• [Instruction]
Copy out each line exactly; pictures stay out of the copy.

• [Stored entries]
--------------------------------------------------

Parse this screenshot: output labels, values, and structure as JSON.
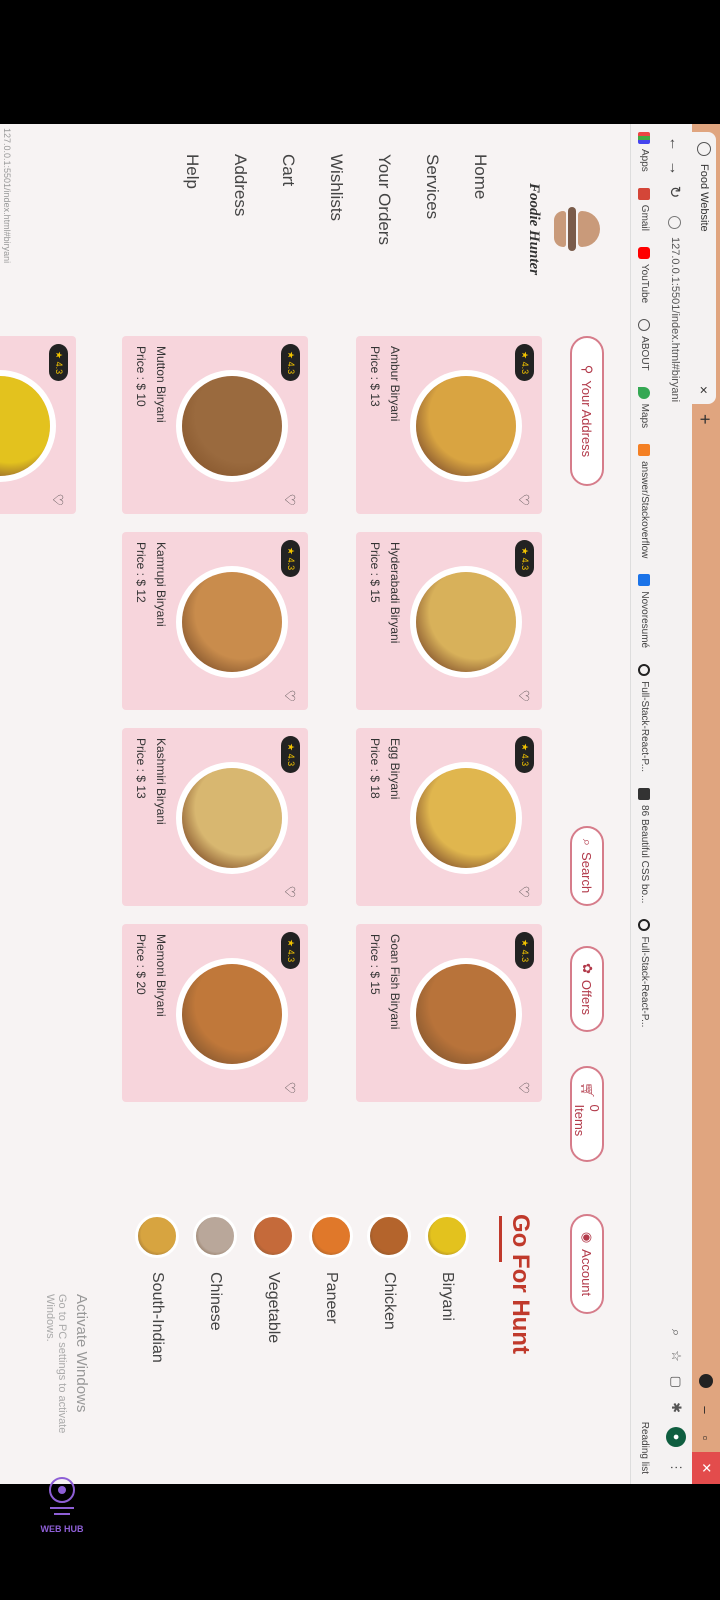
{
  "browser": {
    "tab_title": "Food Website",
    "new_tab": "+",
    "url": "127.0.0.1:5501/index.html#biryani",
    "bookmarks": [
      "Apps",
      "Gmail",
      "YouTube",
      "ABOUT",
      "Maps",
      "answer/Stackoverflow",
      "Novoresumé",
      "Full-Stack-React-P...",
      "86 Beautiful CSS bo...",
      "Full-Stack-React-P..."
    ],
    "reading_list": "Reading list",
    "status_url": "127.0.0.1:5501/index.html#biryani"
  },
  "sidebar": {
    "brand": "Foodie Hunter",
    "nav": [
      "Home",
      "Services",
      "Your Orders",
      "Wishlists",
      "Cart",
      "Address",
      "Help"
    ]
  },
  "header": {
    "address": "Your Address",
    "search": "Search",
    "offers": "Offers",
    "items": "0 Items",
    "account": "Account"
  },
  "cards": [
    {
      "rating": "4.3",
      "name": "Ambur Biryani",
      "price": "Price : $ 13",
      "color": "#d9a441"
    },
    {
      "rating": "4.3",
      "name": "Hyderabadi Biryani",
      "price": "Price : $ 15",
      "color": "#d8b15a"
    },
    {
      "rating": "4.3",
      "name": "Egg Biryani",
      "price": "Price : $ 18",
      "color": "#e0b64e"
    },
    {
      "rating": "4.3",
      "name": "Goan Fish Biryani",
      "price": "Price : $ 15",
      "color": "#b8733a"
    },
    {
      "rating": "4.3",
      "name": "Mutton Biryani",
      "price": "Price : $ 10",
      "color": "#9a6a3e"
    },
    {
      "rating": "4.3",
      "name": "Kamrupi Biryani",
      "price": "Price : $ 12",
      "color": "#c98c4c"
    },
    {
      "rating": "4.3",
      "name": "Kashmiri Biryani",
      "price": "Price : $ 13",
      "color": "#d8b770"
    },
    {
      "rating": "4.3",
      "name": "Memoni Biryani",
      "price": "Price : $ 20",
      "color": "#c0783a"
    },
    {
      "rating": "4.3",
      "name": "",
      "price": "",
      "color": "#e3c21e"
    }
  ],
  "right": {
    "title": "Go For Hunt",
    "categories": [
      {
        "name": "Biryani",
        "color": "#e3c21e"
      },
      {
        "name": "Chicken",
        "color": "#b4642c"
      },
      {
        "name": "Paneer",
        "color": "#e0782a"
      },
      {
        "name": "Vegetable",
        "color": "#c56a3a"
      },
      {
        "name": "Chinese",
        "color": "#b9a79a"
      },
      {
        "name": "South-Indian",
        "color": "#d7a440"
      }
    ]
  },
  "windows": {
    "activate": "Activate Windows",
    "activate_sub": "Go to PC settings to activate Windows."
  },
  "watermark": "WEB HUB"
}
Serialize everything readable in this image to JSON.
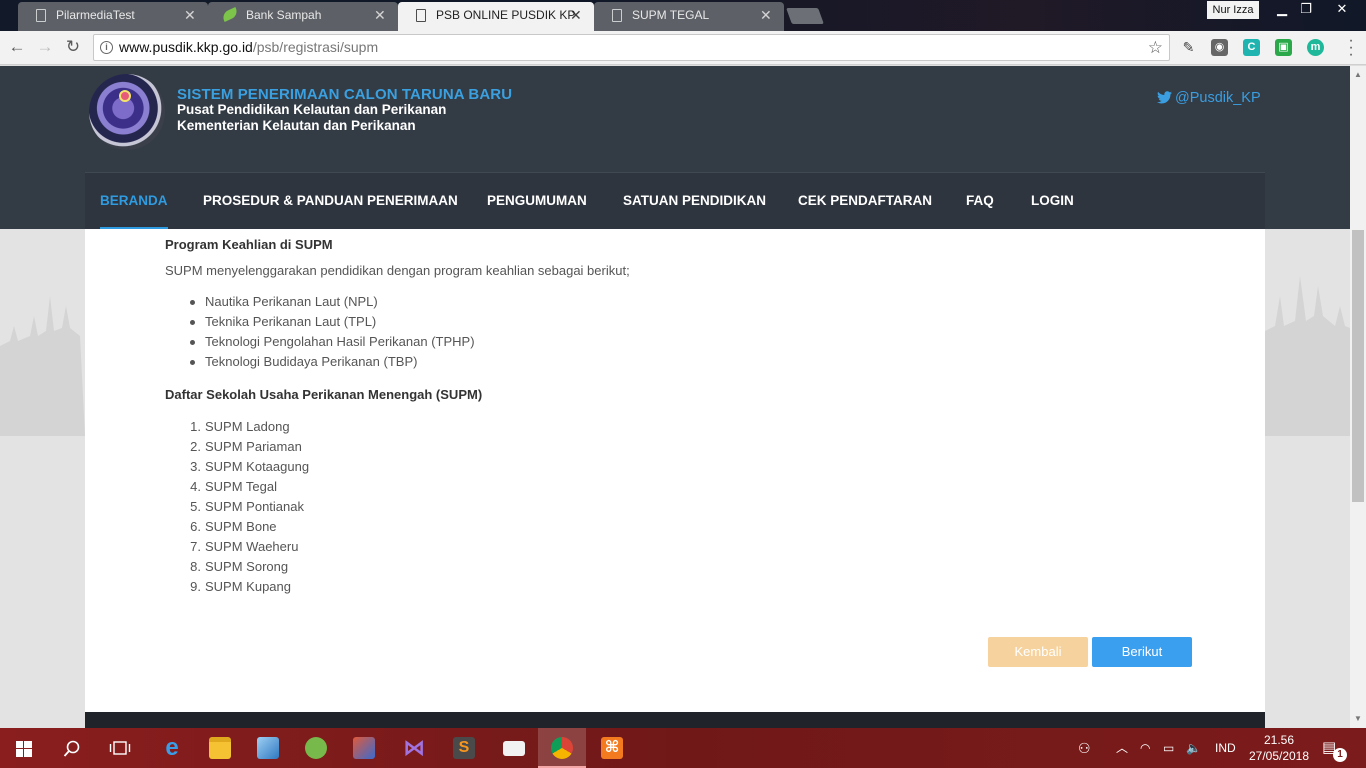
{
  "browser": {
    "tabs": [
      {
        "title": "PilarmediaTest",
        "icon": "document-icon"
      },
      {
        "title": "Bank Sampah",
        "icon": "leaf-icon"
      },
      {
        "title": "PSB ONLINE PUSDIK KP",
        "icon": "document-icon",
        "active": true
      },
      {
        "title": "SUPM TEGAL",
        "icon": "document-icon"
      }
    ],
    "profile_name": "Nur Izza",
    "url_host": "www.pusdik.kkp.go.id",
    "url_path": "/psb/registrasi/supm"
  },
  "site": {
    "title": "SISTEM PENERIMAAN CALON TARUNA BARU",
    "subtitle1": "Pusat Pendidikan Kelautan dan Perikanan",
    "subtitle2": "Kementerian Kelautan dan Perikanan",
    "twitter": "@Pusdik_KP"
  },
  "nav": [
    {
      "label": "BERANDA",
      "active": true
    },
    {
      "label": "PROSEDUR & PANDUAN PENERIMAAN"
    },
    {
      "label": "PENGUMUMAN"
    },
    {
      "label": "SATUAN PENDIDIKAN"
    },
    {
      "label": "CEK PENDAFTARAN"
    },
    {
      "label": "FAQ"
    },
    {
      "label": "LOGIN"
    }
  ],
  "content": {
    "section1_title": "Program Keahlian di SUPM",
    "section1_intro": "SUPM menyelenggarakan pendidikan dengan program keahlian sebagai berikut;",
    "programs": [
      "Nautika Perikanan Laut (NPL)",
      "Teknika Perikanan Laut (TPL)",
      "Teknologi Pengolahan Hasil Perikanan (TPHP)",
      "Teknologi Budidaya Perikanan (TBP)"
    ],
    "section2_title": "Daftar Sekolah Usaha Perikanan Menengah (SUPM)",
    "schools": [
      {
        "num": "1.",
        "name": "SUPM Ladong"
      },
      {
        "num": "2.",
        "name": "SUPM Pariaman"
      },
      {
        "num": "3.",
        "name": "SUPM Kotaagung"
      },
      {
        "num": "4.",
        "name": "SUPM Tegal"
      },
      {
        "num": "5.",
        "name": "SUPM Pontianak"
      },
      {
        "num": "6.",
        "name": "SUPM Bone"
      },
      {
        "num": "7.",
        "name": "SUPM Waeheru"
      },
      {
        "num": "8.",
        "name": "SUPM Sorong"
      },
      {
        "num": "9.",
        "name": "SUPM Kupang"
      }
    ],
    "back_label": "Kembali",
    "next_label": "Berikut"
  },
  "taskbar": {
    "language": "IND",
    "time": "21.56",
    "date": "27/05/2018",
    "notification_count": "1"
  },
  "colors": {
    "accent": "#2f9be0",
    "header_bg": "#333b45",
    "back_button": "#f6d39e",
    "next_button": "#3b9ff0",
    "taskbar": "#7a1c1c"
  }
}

--------------------------------------------------

• [Complete response]
Parse this screenshot: output labels, values, and structure as JSON.
{
  "browser": {
    "tab_title": "Food Website",
    "new_tab": "+",
    "url": "127.0.0.1:5501/index.html#biryani",
    "bookmarks": [
      "Apps",
      "Gmail",
      "YouTube",
      "ABOUT",
      "Maps",
      "answer/Stackoverflow",
      "Novoresumé",
      "Full-Stack-React-P...",
      "86 Beautiful CSS bo...",
      "Full-Stack-React-P..."
    ],
    "reading_list": "Reading list",
    "status_url": "127.0.0.1:5501/index.html#biryani"
  },
  "sidebar": {
    "brand": "Foodie Hunter",
    "nav": [
      "Home",
      "Services",
      "Your Orders",
      "Wishlists",
      "Cart",
      "Address",
      "Help"
    ]
  },
  "header": {
    "address": "Your Address",
    "search": "Search",
    "offers": "Offers",
    "items": "0 Items",
    "account": "Account"
  },
  "cards": [
    {
      "rating": "4.3",
      "name": "Ambur Biryani",
      "price": "Price : $ 13",
      "color": "#d9a441"
    },
    {
      "rating": "4.3",
      "name": "Hyderabadi Biryani",
      "price": "Price : $ 15",
      "color": "#d8b15a"
    },
    {
      "rating": "4.3",
      "name": "Egg Biryani",
      "price": "Price : $ 18",
      "color": "#e0b64e"
    },
    {
      "rating": "4.3",
      "name": "Goan Fish Biryani",
      "price": "Price : $ 15",
      "color": "#b8733a"
    },
    {
      "rating": "4.3",
      "name": "Mutton Biryani",
      "price": "Price : $ 10",
      "color": "#9a6a3e"
    },
    {
      "rating": "4.3",
      "name": "Kamrupi Biryani",
      "price": "Price : $ 12",
      "color": "#c98c4c"
    },
    {
      "rating": "4.3",
      "name": "Kashmiri Biryani",
      "price": "Price : $ 13",
      "color": "#d8b770"
    },
    {
      "rating": "4.3",
      "name": "Memoni Biryani",
      "price": "Price : $ 20",
      "color": "#c0783a"
    },
    {
      "rating": "4.3",
      "name": "",
      "price": "",
      "color": "#e3c21e"
    }
  ],
  "right": {
    "title": "Go For Hunt",
    "categories": [
      {
        "name": "Biryani",
        "color": "#e3c21e"
      },
      {
        "name": "Chicken",
        "color": "#b4642c"
      },
      {
        "name": "Paneer",
        "color": "#e0782a"
      },
      {
        "name": "Vegetable",
        "color": "#c56a3a"
      },
      {
        "name": "Chinese",
        "color": "#b9a79a"
      },
      {
        "name": "South-Indian",
        "color": "#d7a440"
      }
    ]
  },
  "windows": {
    "activate": "Activate Windows",
    "activate_sub": "Go to PC settings to activate Windows."
  },
  "watermark": "WEB HUB"
}
Serialize everything readable in this image to JSON.
{
  "browser": {
    "tabs": [
      {
        "title": "PilarmediaTest",
        "icon": "document-icon"
      },
      {
        "title": "Bank Sampah",
        "icon": "leaf-icon"
      },
      {
        "title": "PSB ONLINE PUSDIK KP",
        "icon": "document-icon",
        "active": true
      },
      {
        "title": "SUPM TEGAL",
        "icon": "document-icon"
      }
    ],
    "profile_name": "Nur Izza",
    "url_host": "www.pusdik.kkp.go.id",
    "url_path": "/psb/registrasi/supm"
  },
  "site": {
    "title": "SISTEM PENERIMAAN CALON TARUNA BARU",
    "subtitle1": "Pusat Pendidikan Kelautan dan Perikanan",
    "subtitle2": "Kementerian Kelautan dan Perikanan",
    "twitter": "@Pusdik_KP"
  },
  "nav": [
    {
      "label": "BERANDA",
      "active": true
    },
    {
      "label": "PROSEDUR & PANDUAN PENERIMAAN"
    },
    {
      "label": "PENGUMUMAN"
    },
    {
      "label": "SATUAN PENDIDIKAN"
    },
    {
      "label": "CEK PENDAFTARAN"
    },
    {
      "label": "FAQ"
    },
    {
      "label": "LOGIN"
    }
  ],
  "content": {
    "section1_title": "Program Keahlian di SUPM",
    "section1_intro": "SUPM menyelenggarakan pendidikan dengan program keahlian sebagai berikut;",
    "programs": [
      "Nautika Perikanan Laut (NPL)",
      "Teknika Perikanan Laut (TPL)",
      "Teknologi Pengolahan Hasil Perikanan (TPHP)",
      "Teknologi Budidaya Perikanan (TBP)"
    ],
    "section2_title": "Daftar Sekolah Usaha Perikanan Menengah (SUPM)",
    "schools": [
      {
        "num": "1.",
        "name": "SUPM Ladong"
      },
      {
        "num": "2.",
        "name": "SUPM Pariaman"
      },
      {
        "num": "3.",
        "name": "SUPM Kotaagung"
      },
      {
        "num": "4.",
        "name": "SUPM Tegal"
      },
      {
        "num": "5.",
        "name": "SUPM Pontianak"
      },
      {
        "num": "6.",
        "name": "SUPM Bone"
      },
      {
        "num": "7.",
        "name": "SUPM Waeheru"
      },
      {
        "num": "8.",
        "name": "SUPM Sorong"
      },
      {
        "num": "9.",
        "name": "SUPM Kupang"
      }
    ],
    "back_label": "Kembali",
    "next_label": "Berikut"
  },
  "taskbar": {
    "language": "IND",
    "time": "21.56",
    "date": "27/05/2018",
    "notification_count": "1"
  },
  "colors": {
    "accent": "#2f9be0",
    "header_bg": "#333b45",
    "back_button": "#f6d39e",
    "next_button": "#3b9ff0",
    "taskbar": "#7a1c1c"
  }
}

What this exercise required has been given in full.